### Data provided:
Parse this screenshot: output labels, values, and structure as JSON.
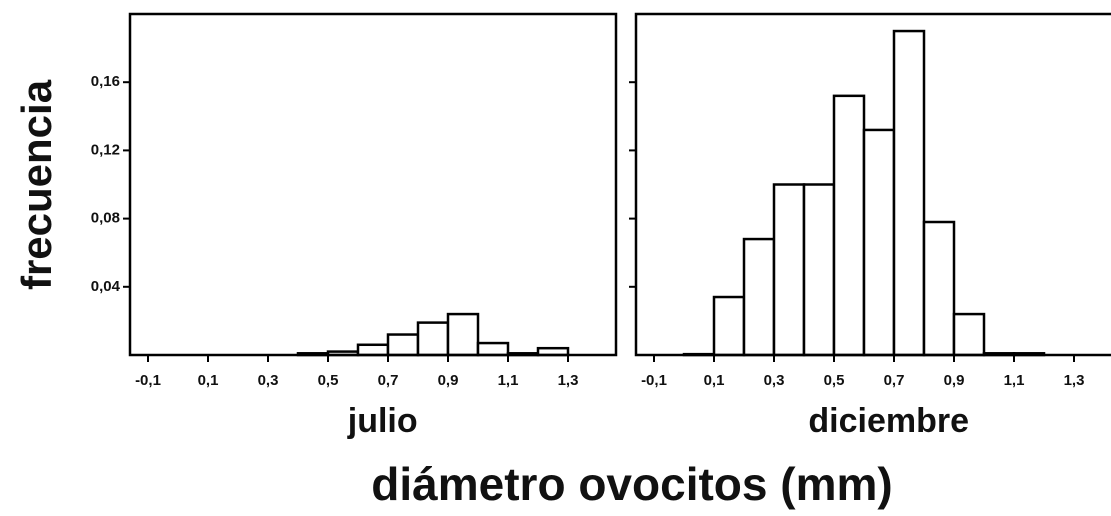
{
  "ylabel": "frecuencia",
  "xlabel": "diámetro ovocitos (mm)",
  "chart_data": [
    {
      "type": "histogram",
      "label": "julio",
      "color": "#ffffff",
      "bins": [
        0.4,
        0.5,
        0.6,
        0.7,
        0.8,
        0.9,
        1.0,
        1.1,
        1.2,
        1.3
      ],
      "values": [
        0.001,
        0.002,
        0.006,
        0.012,
        0.019,
        0.024,
        0.007,
        0.001,
        0.004
      ],
      "xlim": [
        -0.16,
        1.46
      ],
      "ylim": [
        0,
        0.2
      ],
      "xticks": [
        {
          "value": -0.1,
          "label": "-0,1"
        },
        {
          "value": 0.1,
          "label": "0,1"
        },
        {
          "value": 0.3,
          "label": "0,3"
        },
        {
          "value": 0.5,
          "label": "0,5"
        },
        {
          "value": 0.7,
          "label": "0,7"
        },
        {
          "value": 0.9,
          "label": "0,9"
        },
        {
          "value": 1.1,
          "label": "1,1"
        },
        {
          "value": 1.3,
          "label": "1,3"
        }
      ],
      "yticks": [
        {
          "value": 0.04,
          "label": "0,04"
        },
        {
          "value": 0.08,
          "label": "0,08"
        },
        {
          "value": 0.12,
          "label": "0,12"
        },
        {
          "value": 0.16,
          "label": "0,16"
        }
      ]
    },
    {
      "type": "histogram",
      "label": "diciembre",
      "color": "#ffffff",
      "bins": [
        0.0,
        0.1,
        0.2,
        0.3,
        0.4,
        0.5,
        0.6,
        0.7,
        0.8,
        0.9,
        1.0,
        1.1,
        1.2
      ],
      "values": [
        0.0005,
        0.034,
        0.068,
        0.1,
        0.1,
        0.152,
        0.132,
        0.19,
        0.078,
        0.024,
        0.001,
        0.001
      ],
      "xlim": [
        -0.16,
        1.46
      ],
      "ylim": [
        0,
        0.2
      ],
      "xticks": [
        {
          "value": -0.1,
          "label": "-0,1"
        },
        {
          "value": 0.1,
          "label": "0,1"
        },
        {
          "value": 0.3,
          "label": "0,3"
        },
        {
          "value": 0.5,
          "label": "0,5"
        },
        {
          "value": 0.7,
          "label": "0,7"
        },
        {
          "value": 0.9,
          "label": "0,9"
        },
        {
          "value": 1.1,
          "label": "1,1"
        },
        {
          "value": 1.3,
          "label": "1,3"
        }
      ],
      "yticks": [
        0.04,
        0.08,
        0.12,
        0.16
      ]
    }
  ]
}
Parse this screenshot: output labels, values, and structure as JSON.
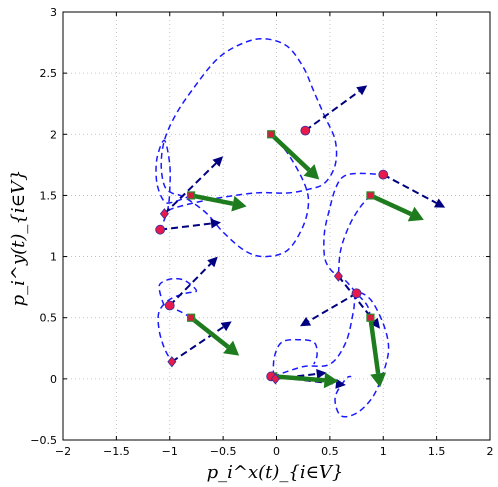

### What the task asks:
Pictures are excluded; copy every other part of the records exactly.

### Answer to this problem:
Parse this screenshot: output labels, values, and structure as JSON.
{
  "ylabel": "frecuencia",
  "xlabel": "diámetro ovocitos (mm)",
  "chart_data": [
    {
      "type": "histogram",
      "label": "julio",
      "color": "#ffffff",
      "bins": [
        0.4,
        0.5,
        0.6,
        0.7,
        0.8,
        0.9,
        1.0,
        1.1,
        1.2,
        1.3
      ],
      "values": [
        0.001,
        0.002,
        0.006,
        0.012,
        0.019,
        0.024,
        0.007,
        0.001,
        0.004
      ],
      "xlim": [
        -0.16,
        1.46
      ],
      "ylim": [
        0,
        0.2
      ],
      "xticks": [
        {
          "value": -0.1,
          "label": "-0,1"
        },
        {
          "value": 0.1,
          "label": "0,1"
        },
        {
          "value": 0.3,
          "label": "0,3"
        },
        {
          "value": 0.5,
          "label": "0,5"
        },
        {
          "value": 0.7,
          "label": "0,7"
        },
        {
          "value": 0.9,
          "label": "0,9"
        },
        {
          "value": 1.1,
          "label": "1,1"
        },
        {
          "value": 1.3,
          "label": "1,3"
        }
      ],
      "yticks": [
        {
          "value": 0.04,
          "label": "0,04"
        },
        {
          "value": 0.08,
          "label": "0,08"
        },
        {
          "value": 0.12,
          "label": "0,12"
        },
        {
          "value": 0.16,
          "label": "0,16"
        }
      ]
    },
    {
      "type": "histogram",
      "label": "diciembre",
      "color": "#ffffff",
      "bins": [
        0.0,
        0.1,
        0.2,
        0.3,
        0.4,
        0.5,
        0.6,
        0.7,
        0.8,
        0.9,
        1.0,
        1.1,
        1.2
      ],
      "values": [
        0.0005,
        0.034,
        0.068,
        0.1,
        0.1,
        0.152,
        0.132,
        0.19,
        0.078,
        0.024,
        0.001,
        0.001
      ],
      "xlim": [
        -0.16,
        1.46
      ],
      "ylim": [
        0,
        0.2
      ],
      "xticks": [
        {
          "value": -0.1,
          "label": "-0,1"
        },
        {
          "value": 0.1,
          "label": "0,1"
        },
        {
          "value": 0.3,
          "label": "0,3"
        },
        {
          "value": 0.5,
          "label": "0,5"
        },
        {
          "value": 0.7,
          "label": "0,7"
        },
        {
          "value": 0.9,
          "label": "0,9"
        },
        {
          "value": 1.1,
          "label": "1,1"
        },
        {
          "value": 1.3,
          "label": "1,3"
        }
      ],
      "yticks": [
        0.04,
        0.08,
        0.12,
        0.16
      ]
    }
  ]
}
Parse this screenshot: output labels, values, and structure as JSON.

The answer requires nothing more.